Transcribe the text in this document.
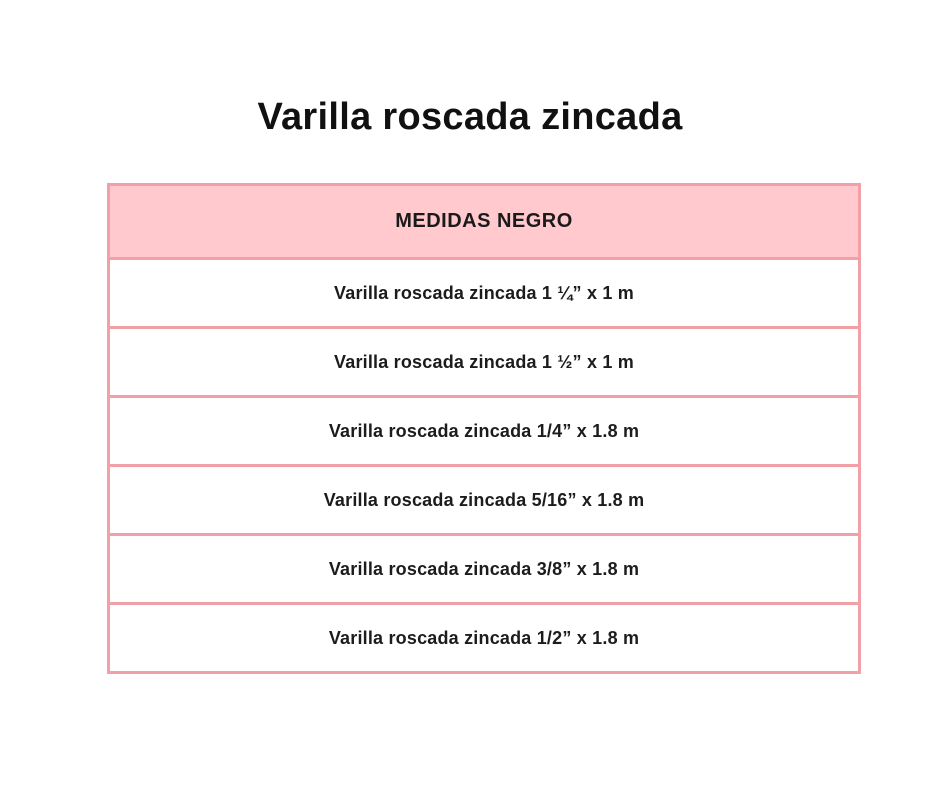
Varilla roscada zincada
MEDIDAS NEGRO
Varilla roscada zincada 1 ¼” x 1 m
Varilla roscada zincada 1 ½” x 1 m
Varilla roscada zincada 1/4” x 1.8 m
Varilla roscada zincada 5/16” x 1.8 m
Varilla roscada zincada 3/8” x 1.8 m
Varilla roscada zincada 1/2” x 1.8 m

------------------------------------------------------------------------

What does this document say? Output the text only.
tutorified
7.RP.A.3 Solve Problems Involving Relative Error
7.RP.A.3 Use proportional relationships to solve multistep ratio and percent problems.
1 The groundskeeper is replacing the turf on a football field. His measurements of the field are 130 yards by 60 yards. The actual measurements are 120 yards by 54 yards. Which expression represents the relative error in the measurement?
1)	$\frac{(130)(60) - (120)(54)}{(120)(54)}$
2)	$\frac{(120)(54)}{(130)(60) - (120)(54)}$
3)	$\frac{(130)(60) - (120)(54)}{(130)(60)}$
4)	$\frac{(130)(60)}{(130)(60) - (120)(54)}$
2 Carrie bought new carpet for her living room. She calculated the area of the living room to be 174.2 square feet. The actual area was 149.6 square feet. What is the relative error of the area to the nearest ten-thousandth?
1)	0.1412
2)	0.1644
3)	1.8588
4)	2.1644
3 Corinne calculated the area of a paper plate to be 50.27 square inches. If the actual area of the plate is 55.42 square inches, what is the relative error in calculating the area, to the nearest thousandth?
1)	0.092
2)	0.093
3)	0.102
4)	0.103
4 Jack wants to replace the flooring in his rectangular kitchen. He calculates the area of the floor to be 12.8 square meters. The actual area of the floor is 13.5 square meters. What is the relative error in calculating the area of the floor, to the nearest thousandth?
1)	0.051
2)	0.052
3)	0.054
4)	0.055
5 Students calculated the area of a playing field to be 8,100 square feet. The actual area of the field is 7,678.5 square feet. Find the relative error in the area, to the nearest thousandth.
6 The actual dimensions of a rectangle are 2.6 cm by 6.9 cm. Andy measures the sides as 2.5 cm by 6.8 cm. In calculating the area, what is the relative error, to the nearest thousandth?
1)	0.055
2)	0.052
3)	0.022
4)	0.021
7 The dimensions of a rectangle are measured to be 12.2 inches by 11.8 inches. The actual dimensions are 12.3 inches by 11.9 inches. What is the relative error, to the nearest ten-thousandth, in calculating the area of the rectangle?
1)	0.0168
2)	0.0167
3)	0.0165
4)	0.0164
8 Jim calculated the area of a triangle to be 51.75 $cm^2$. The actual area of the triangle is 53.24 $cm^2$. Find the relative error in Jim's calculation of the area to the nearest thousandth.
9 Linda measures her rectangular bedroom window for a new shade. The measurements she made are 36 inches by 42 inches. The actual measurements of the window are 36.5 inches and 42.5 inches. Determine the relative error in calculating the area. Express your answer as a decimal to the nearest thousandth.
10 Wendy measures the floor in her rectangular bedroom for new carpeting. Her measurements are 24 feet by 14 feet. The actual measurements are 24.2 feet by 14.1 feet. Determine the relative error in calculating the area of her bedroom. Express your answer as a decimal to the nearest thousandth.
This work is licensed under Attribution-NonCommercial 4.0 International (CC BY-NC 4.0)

------------------------------------------------------------------------

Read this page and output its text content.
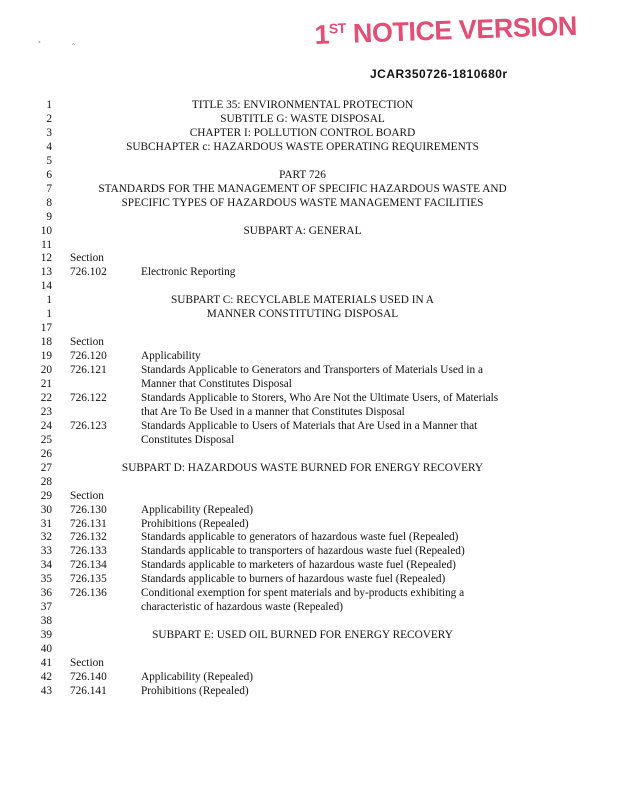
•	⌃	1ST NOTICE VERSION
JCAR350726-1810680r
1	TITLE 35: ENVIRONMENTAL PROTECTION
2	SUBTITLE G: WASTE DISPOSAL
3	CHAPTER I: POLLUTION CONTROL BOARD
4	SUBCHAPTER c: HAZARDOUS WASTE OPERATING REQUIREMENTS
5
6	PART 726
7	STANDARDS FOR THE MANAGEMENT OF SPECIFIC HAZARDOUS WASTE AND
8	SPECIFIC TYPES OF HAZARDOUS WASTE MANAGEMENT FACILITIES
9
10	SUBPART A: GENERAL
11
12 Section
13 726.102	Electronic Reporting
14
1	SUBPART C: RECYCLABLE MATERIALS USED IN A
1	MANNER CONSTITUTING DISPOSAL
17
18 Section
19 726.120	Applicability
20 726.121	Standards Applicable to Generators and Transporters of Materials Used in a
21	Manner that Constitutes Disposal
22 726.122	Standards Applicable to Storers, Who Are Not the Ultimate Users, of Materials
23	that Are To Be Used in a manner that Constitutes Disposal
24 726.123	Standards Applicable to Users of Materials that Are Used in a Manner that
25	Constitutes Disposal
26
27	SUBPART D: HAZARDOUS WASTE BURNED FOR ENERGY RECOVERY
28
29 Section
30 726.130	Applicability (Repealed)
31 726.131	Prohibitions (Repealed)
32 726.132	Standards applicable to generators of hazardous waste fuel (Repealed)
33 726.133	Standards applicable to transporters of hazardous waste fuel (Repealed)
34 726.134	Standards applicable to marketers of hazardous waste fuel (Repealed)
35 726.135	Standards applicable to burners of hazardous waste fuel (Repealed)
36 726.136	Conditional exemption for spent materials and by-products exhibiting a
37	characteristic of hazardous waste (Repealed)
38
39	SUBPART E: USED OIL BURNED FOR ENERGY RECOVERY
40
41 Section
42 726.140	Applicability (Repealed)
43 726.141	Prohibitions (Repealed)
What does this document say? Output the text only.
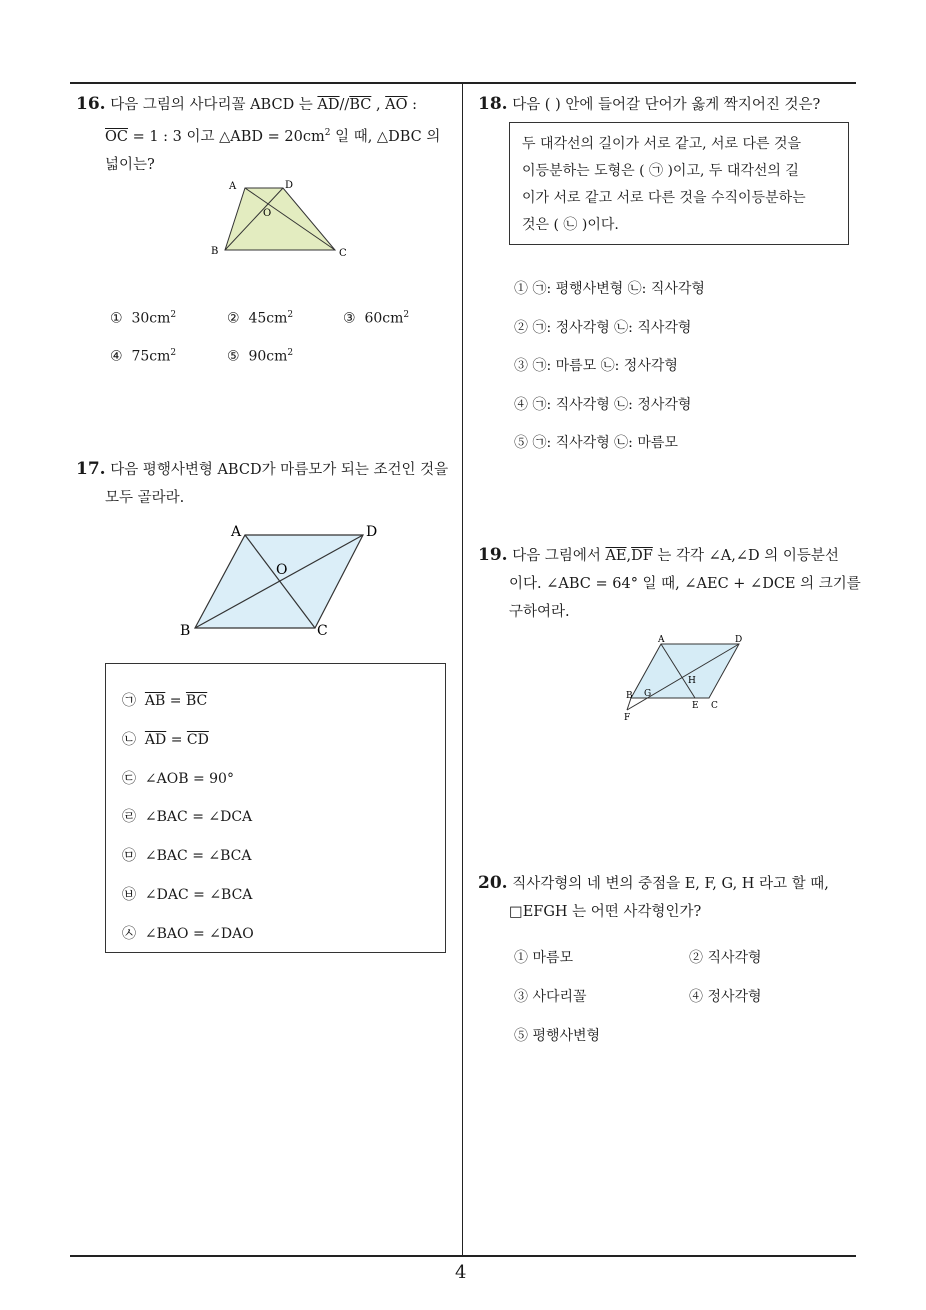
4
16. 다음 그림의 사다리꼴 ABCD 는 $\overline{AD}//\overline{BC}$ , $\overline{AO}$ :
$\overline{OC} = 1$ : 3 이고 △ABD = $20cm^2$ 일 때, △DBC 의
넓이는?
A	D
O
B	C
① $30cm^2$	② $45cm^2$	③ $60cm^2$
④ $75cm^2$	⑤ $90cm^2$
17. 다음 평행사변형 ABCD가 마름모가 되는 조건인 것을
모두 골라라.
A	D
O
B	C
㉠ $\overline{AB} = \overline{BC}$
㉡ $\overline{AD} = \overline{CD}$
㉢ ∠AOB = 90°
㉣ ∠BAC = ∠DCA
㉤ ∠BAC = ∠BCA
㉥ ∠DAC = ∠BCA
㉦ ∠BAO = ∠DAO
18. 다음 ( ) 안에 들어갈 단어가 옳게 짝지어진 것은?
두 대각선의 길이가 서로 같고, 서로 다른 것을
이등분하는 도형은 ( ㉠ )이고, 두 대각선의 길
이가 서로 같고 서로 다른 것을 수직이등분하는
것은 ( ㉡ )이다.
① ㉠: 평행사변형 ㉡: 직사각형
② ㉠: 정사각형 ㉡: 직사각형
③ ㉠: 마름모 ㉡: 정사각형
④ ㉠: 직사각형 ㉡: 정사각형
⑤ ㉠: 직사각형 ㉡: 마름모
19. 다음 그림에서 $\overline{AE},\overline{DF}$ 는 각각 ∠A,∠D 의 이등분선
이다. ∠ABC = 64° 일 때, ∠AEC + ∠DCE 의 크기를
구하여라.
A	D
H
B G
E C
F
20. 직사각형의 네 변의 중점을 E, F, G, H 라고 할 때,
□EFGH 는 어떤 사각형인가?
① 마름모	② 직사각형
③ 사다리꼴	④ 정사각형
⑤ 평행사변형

------------------------------------------------------------------------

**INSTRUCTION**
Pick out all lines containing the string "that".

**THE COMPLETED TASK**
21	Manner that Constitutes Disposal
23	that Are To Be Used in a manner that Constitutes Disposal
24 726.123	Standards Applicable to Users of Materials that Are Used in a Manner that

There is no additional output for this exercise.